> **MATERIAL SUPPLIED**:
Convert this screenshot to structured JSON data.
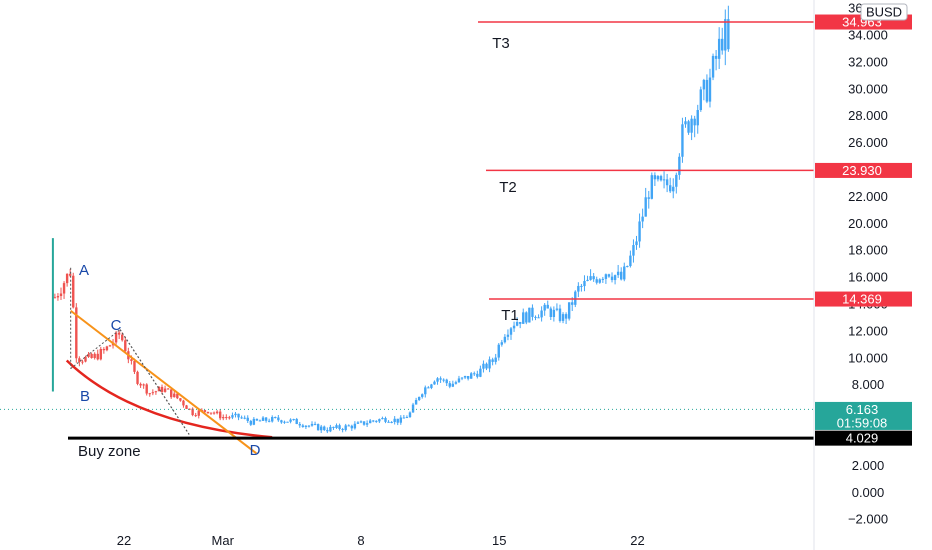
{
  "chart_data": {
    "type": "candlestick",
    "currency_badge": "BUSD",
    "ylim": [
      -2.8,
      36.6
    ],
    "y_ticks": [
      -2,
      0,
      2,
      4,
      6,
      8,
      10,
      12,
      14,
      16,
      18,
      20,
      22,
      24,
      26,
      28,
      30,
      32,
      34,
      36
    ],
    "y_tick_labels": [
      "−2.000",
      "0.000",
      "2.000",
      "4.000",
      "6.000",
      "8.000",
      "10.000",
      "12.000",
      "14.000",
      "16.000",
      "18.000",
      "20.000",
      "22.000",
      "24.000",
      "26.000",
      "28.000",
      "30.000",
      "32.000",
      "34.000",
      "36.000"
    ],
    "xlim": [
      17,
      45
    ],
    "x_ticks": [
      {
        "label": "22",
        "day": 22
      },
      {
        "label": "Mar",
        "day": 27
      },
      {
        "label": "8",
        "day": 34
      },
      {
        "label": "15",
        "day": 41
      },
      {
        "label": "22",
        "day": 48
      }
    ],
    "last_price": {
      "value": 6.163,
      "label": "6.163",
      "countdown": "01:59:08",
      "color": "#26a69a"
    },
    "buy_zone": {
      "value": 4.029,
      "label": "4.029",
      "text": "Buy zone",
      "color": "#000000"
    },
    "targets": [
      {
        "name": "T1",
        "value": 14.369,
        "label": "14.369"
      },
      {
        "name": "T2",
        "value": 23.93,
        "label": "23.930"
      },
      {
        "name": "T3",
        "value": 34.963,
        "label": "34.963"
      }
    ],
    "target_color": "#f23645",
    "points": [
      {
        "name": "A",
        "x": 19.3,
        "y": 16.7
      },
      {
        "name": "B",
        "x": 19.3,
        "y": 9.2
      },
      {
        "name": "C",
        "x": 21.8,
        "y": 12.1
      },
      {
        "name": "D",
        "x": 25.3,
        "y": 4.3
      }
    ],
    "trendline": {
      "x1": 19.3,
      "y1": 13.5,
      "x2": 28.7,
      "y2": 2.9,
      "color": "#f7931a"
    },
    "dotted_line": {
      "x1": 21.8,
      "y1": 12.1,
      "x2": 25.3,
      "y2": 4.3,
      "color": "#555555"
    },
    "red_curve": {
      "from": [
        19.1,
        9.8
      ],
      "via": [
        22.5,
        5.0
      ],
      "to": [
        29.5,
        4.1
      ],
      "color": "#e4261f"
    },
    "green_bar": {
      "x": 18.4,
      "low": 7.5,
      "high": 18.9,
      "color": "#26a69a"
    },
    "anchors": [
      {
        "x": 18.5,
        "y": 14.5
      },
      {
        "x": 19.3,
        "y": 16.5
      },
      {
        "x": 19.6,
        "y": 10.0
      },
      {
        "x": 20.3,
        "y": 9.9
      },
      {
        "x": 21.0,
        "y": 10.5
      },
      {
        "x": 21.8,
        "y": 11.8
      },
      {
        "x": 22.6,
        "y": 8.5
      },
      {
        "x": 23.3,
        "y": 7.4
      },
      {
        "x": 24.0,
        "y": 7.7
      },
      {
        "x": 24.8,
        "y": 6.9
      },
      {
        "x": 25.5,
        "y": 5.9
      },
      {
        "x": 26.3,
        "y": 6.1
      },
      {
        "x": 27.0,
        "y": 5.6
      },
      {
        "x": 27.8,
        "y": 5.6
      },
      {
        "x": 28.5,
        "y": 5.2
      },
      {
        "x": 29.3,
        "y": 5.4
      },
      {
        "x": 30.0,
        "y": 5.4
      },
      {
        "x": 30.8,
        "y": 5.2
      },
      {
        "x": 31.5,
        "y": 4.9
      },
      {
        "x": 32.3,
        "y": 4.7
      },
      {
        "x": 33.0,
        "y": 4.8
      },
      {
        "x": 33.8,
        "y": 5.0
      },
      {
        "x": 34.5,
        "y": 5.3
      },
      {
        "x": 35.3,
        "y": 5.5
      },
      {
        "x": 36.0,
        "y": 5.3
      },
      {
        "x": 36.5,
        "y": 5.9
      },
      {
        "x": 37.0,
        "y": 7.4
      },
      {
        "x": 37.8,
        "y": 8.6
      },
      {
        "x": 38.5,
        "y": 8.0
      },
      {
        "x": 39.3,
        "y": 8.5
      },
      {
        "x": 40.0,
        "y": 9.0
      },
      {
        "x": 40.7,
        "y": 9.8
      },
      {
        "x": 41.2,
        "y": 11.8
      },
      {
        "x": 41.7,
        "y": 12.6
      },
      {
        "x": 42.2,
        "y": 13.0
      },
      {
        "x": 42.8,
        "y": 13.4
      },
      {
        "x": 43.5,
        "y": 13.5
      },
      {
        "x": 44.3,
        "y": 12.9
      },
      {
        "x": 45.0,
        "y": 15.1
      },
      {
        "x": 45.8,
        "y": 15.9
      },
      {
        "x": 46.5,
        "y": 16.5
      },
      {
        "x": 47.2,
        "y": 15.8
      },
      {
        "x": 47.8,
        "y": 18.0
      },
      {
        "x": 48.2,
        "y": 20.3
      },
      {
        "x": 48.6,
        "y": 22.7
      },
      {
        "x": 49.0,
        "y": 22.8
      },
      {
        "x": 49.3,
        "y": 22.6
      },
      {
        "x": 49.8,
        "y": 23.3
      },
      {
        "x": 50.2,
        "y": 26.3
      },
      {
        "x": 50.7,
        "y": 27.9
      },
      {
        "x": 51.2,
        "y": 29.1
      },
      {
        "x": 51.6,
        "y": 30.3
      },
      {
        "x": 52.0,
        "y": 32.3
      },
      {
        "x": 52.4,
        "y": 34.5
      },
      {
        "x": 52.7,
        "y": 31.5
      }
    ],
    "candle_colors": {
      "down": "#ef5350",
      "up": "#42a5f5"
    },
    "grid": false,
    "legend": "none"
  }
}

> **TASK DESCRIPTION**: Can you repeat every record above exactly, apart from the pictures?

> **RESPONSE TO THIS EXERCISE**:
Convert this screenshot to structured JSON data.
{
  "chart_data": {
    "type": "candlestick",
    "currency_badge": "BUSD",
    "ylim": [
      -2.8,
      36.6
    ],
    "y_ticks": [
      -2,
      0,
      2,
      4,
      6,
      8,
      10,
      12,
      14,
      16,
      18,
      20,
      22,
      24,
      26,
      28,
      30,
      32,
      34,
      36
    ],
    "y_tick_labels": [
      "−2.000",
      "0.000",
      "2.000",
      "4.000",
      "6.000",
      "8.000",
      "10.000",
      "12.000",
      "14.000",
      "16.000",
      "18.000",
      "20.000",
      "22.000",
      "24.000",
      "26.000",
      "28.000",
      "30.000",
      "32.000",
      "34.000",
      "36.000"
    ],
    "xlim": [
      17,
      45
    ],
    "x_ticks": [
      {
        "label": "22",
        "day": 22
      },
      {
        "label": "Mar",
        "day": 27
      },
      {
        "label": "8",
        "day": 34
      },
      {
        "label": "15",
        "day": 41
      },
      {
        "label": "22",
        "day": 48
      }
    ],
    "last_price": {
      "value": 6.163,
      "label": "6.163",
      "countdown": "01:59:08",
      "color": "#26a69a"
    },
    "buy_zone": {
      "value": 4.029,
      "label": "4.029",
      "text": "Buy zone",
      "color": "#000000"
    },
    "targets": [
      {
        "name": "T1",
        "value": 14.369,
        "label": "14.369"
      },
      {
        "name": "T2",
        "value": 23.93,
        "label": "23.930"
      },
      {
        "name": "T3",
        "value": 34.963,
        "label": "34.963"
      }
    ],
    "target_color": "#f23645",
    "points": [
      {
        "name": "A",
        "x": 19.3,
        "y": 16.7
      },
      {
        "name": "B",
        "x": 19.3,
        "y": 9.2
      },
      {
        "name": "C",
        "x": 21.8,
        "y": 12.1
      },
      {
        "name": "D",
        "x": 25.3,
        "y": 4.3
      }
    ],
    "trendline": {
      "x1": 19.3,
      "y1": 13.5,
      "x2": 28.7,
      "y2": 2.9,
      "color": "#f7931a"
    },
    "dotted_line": {
      "x1": 21.8,
      "y1": 12.1,
      "x2": 25.3,
      "y2": 4.3,
      "color": "#555555"
    },
    "red_curve": {
      "from": [
        19.1,
        9.8
      ],
      "via": [
        22.5,
        5.0
      ],
      "to": [
        29.5,
        4.1
      ],
      "color": "#e4261f"
    },
    "green_bar": {
      "x": 18.4,
      "low": 7.5,
      "high": 18.9,
      "color": "#26a69a"
    },
    "anchors": [
      {
        "x": 18.5,
        "y": 14.5
      },
      {
        "x": 19.3,
        "y": 16.5
      },
      {
        "x": 19.6,
        "y": 10.0
      },
      {
        "x": 20.3,
        "y": 9.9
      },
      {
        "x": 21.0,
        "y": 10.5
      },
      {
        "x": 21.8,
        "y": 11.8
      },
      {
        "x": 22.6,
        "y": 8.5
      },
      {
        "x": 23.3,
        "y": 7.4
      },
      {
        "x": 24.0,
        "y": 7.7
      },
      {
        "x": 24.8,
        "y": 6.9
      },
      {
        "x": 25.5,
        "y": 5.9
      },
      {
        "x": 26.3,
        "y": 6.1
      },
      {
        "x": 27.0,
        "y": 5.6
      },
      {
        "x": 27.8,
        "y": 5.6
      },
      {
        "x": 28.5,
        "y": 5.2
      },
      {
        "x": 29.3,
        "y": 5.4
      },
      {
        "x": 30.0,
        "y": 5.4
      },
      {
        "x": 30.8,
        "y": 5.2
      },
      {
        "x": 31.5,
        "y": 4.9
      },
      {
        "x": 32.3,
        "y": 4.7
      },
      {
        "x": 33.0,
        "y": 4.8
      },
      {
        "x": 33.8,
        "y": 5.0
      },
      {
        "x": 34.5,
        "y": 5.3
      },
      {
        "x": 35.3,
        "y": 5.5
      },
      {
        "x": 36.0,
        "y": 5.3
      },
      {
        "x": 36.5,
        "y": 5.9
      },
      {
        "x": 37.0,
        "y": 7.4
      },
      {
        "x": 37.8,
        "y": 8.6
      },
      {
        "x": 38.5,
        "y": 8.0
      },
      {
        "x": 39.3,
        "y": 8.5
      },
      {
        "x": 40.0,
        "y": 9.0
      },
      {
        "x": 40.7,
        "y": 9.8
      },
      {
        "x": 41.2,
        "y": 11.8
      },
      {
        "x": 41.7,
        "y": 12.6
      },
      {
        "x": 42.2,
        "y": 13.0
      },
      {
        "x": 42.8,
        "y": 13.4
      },
      {
        "x": 43.5,
        "y": 13.5
      },
      {
        "x": 44.3,
        "y": 12.9
      },
      {
        "x": 45.0,
        "y": 15.1
      },
      {
        "x": 45.8,
        "y": 15.9
      },
      {
        "x": 46.5,
        "y": 16.5
      },
      {
        "x": 47.2,
        "y": 15.8
      },
      {
        "x": 47.8,
        "y": 18.0
      },
      {
        "x": 48.2,
        "y": 20.3
      },
      {
        "x": 48.6,
        "y": 22.7
      },
      {
        "x": 49.0,
        "y": 22.8
      },
      {
        "x": 49.3,
        "y": 22.6
      },
      {
        "x": 49.8,
        "y": 23.3
      },
      {
        "x": 50.2,
        "y": 26.3
      },
      {
        "x": 50.7,
        "y": 27.9
      },
      {
        "x": 51.2,
        "y": 29.1
      },
      {
        "x": 51.6,
        "y": 30.3
      },
      {
        "x": 52.0,
        "y": 32.3
      },
      {
        "x": 52.4,
        "y": 34.5
      },
      {
        "x": 52.7,
        "y": 31.5
      }
    ],
    "candle_colors": {
      "down": "#ef5350",
      "up": "#42a5f5"
    },
    "grid": false,
    "legend": "none"
  }
}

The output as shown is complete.